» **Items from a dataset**
++++

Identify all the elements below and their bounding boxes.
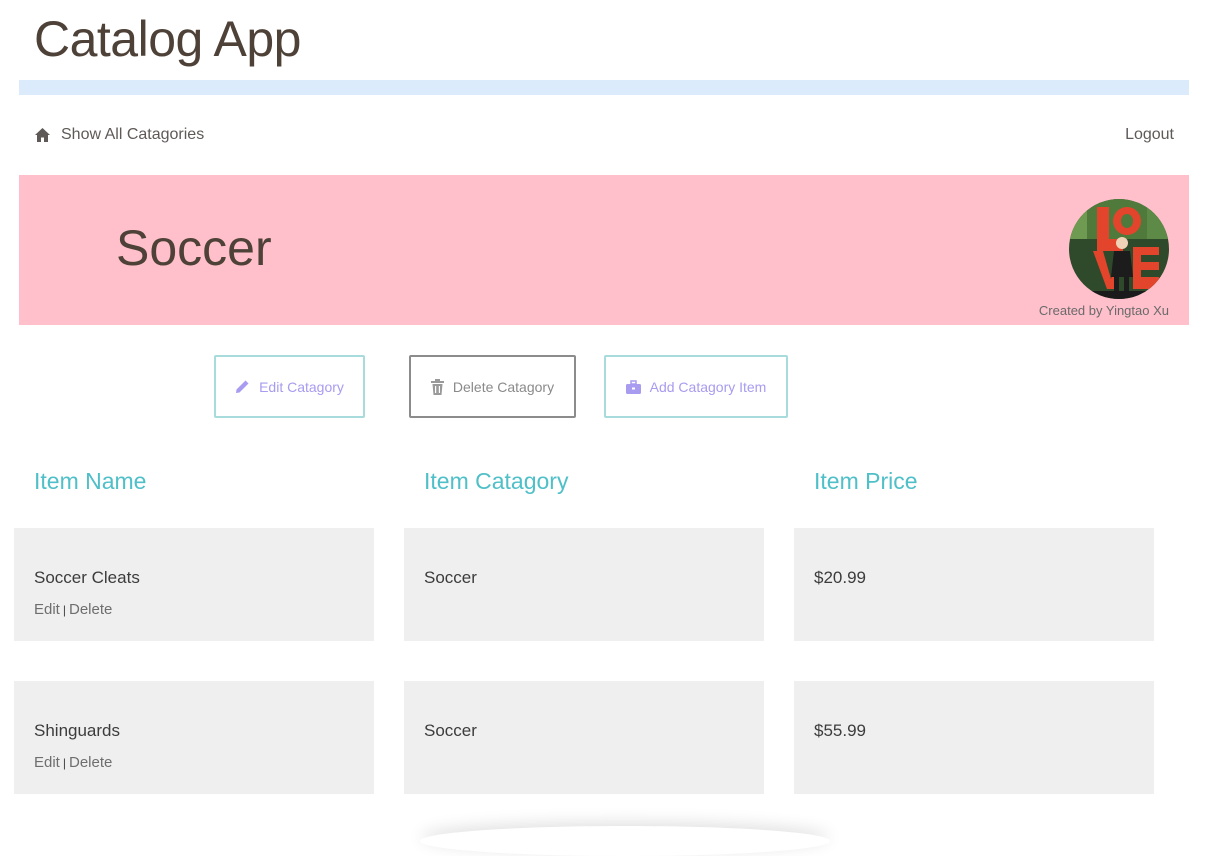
show-all-categories-label: Show All Catagories bbox=[61, 126, 205, 143]
add-category-item-label: Add Catagory Item bbox=[649, 378, 767, 395]
category-title: Soccer bbox=[116, 220, 272, 276]
item-name: Soccer Cleats bbox=[34, 568, 140, 587]
item-name-cell: Shinguards Edit | Delete bbox=[14, 681, 374, 794]
column-header-item-name: Item Name bbox=[34, 468, 147, 494]
edit-item-link[interactable]: Edit bbox=[34, 754, 60, 771]
action-separator: | bbox=[62, 603, 66, 617]
delete-category-label: Delete Catagory bbox=[452, 378, 555, 395]
action-separator: | bbox=[62, 756, 66, 770]
item-price-cell: $55.99 bbox=[794, 681, 1154, 794]
item-category: Soccer bbox=[424, 721, 477, 740]
delete-item-link[interactable]: Delete bbox=[69, 601, 112, 618]
creator-avatar bbox=[1069, 199, 1169, 299]
item-price: $20.99 bbox=[814, 568, 866, 587]
item-price-cell: $20.99 bbox=[794, 528, 1154, 641]
column-header-item-price: Item Price bbox=[814, 468, 918, 494]
edit-category-label: Edit Catagory bbox=[259, 378, 344, 395]
edit-item-link[interactable]: Edit bbox=[34, 601, 60, 618]
column-header-item-category: Item Catagory bbox=[424, 468, 569, 494]
category-banner: Soccer Created by Yingtao Xu bbox=[19, 175, 1189, 325]
pencil-icon bbox=[235, 379, 250, 394]
home-icon bbox=[34, 127, 51, 143]
created-by-label: Created by Yingtao Xu bbox=[1038, 303, 1169, 318]
logout-link[interactable]: Logout bbox=[1125, 124, 1174, 146]
title-underline-bar bbox=[19, 80, 1189, 95]
delete-category-button[interactable]: Delete Catagory bbox=[409, 355, 576, 418]
footer-shadow bbox=[420, 826, 830, 856]
app-title: Catalog App bbox=[34, 11, 301, 67]
item-actions: Edit | Delete bbox=[34, 601, 112, 618]
item-category-cell: Soccer bbox=[404, 681, 764, 794]
item-category: Soccer bbox=[424, 568, 477, 587]
item-price: $55.99 bbox=[814, 721, 866, 740]
show-all-categories-link[interactable]: Show All Catagories bbox=[34, 124, 204, 146]
edit-category-button[interactable]: Edit Catagory bbox=[214, 355, 365, 418]
delete-item-link[interactable]: Delete bbox=[69, 754, 112, 771]
item-name: Shinguards bbox=[34, 721, 121, 740]
add-category-item-button[interactable]: Add Catagory Item bbox=[604, 355, 788, 418]
item-actions: Edit | Delete bbox=[34, 754, 112, 771]
item-name-cell: Soccer Cleats Edit | Delete bbox=[14, 528, 374, 641]
trash-icon bbox=[430, 378, 444, 395]
briefcase-icon bbox=[625, 379, 641, 394]
item-category-cell: Soccer bbox=[404, 528, 764, 641]
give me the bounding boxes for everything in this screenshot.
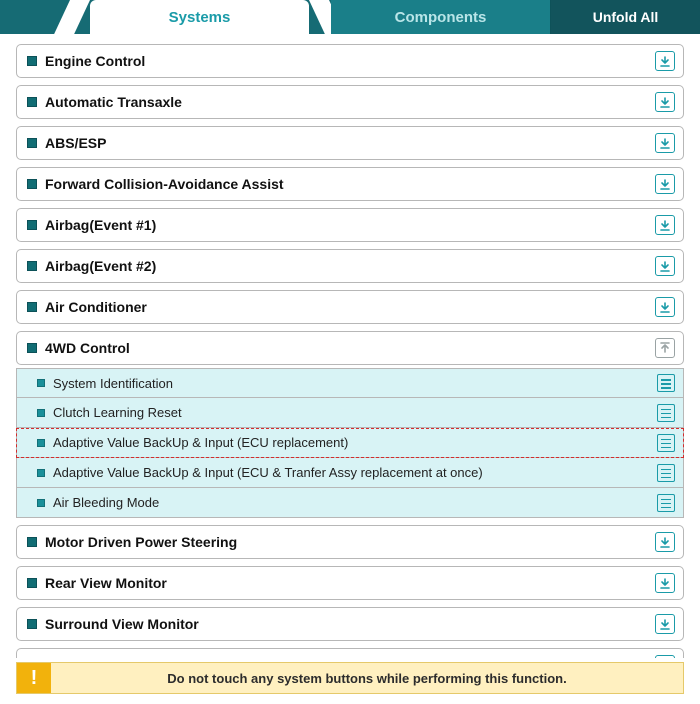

++++

» **EXERCISE DESCRIPTION**
Return every line of the data above without any changes, leaving out the pictures.

» **TASK SOLUTION**
Identify all the elements below and their bounding boxes.
show-all-categories-label: Show All Catagories bbox=[61, 126, 205, 143]
add-category-item-label: Add Catagory Item bbox=[649, 378, 767, 395]
category-title: Soccer bbox=[116, 220, 272, 276]
item-name: Soccer Cleats bbox=[34, 568, 140, 587]
item-name-cell: Shinguards Edit | Delete bbox=[14, 681, 374, 794]
column-header-item-name: Item Name bbox=[34, 468, 147, 494]
edit-item-link[interactable]: Edit bbox=[34, 754, 60, 771]
action-separator: | bbox=[62, 603, 66, 617]
delete-category-label: Delete Catagory bbox=[452, 378, 555, 395]
action-separator: | bbox=[62, 756, 66, 770]
item-price-cell: $55.99 bbox=[794, 681, 1154, 794]
item-category: Soccer bbox=[424, 721, 477, 740]
delete-item-link[interactable]: Delete bbox=[69, 601, 112, 618]
creator-avatar bbox=[1069, 199, 1169, 299]
item-price: $20.99 bbox=[814, 568, 866, 587]
item-price-cell: $20.99 bbox=[794, 528, 1154, 641]
column-header-item-price: Item Price bbox=[814, 468, 918, 494]
edit-category-label: Edit Catagory bbox=[259, 378, 344, 395]
edit-item-link[interactable]: Edit bbox=[34, 601, 60, 618]
column-header-item-category: Item Catagory bbox=[424, 468, 569, 494]
category-banner: Soccer Created by Yingtao Xu bbox=[19, 175, 1189, 325]
pencil-icon bbox=[235, 379, 250, 394]
home-icon bbox=[34, 127, 51, 143]
created-by-label: Created by Yingtao Xu bbox=[1038, 303, 1169, 318]
logout-link[interactable]: Logout bbox=[1125, 124, 1174, 146]
title-underline-bar bbox=[19, 80, 1189, 95]
delete-category-button[interactable]: Delete Catagory bbox=[409, 355, 576, 418]
footer-shadow bbox=[420, 826, 830, 856]
app-title: Catalog App bbox=[34, 11, 301, 67]
item-actions: Edit | Delete bbox=[34, 601, 112, 618]
item-category-cell: Soccer bbox=[404, 681, 764, 794]
item-category: Soccer bbox=[424, 568, 477, 587]
item-price: $55.99 bbox=[814, 721, 866, 740]
show-all-categories-link[interactable]: Show All Catagories bbox=[34, 124, 204, 146]
edit-category-button[interactable]: Edit Catagory bbox=[214, 355, 365, 418]
delete-item-link[interactable]: Delete bbox=[69, 754, 112, 771]
item-name: Shinguards bbox=[34, 721, 121, 740]
add-category-item-button[interactable]: Add Catagory Item bbox=[604, 355, 788, 418]
item-actions: Edit | Delete bbox=[34, 754, 112, 771]
item-name-cell: Soccer Cleats Edit | Delete bbox=[14, 528, 374, 641]
trash-icon bbox=[430, 378, 444, 395]
briefcase-icon bbox=[625, 379, 641, 394]
item-category-cell: Soccer bbox=[404, 528, 764, 641]
give me the bounding boxes for everything in this screenshot.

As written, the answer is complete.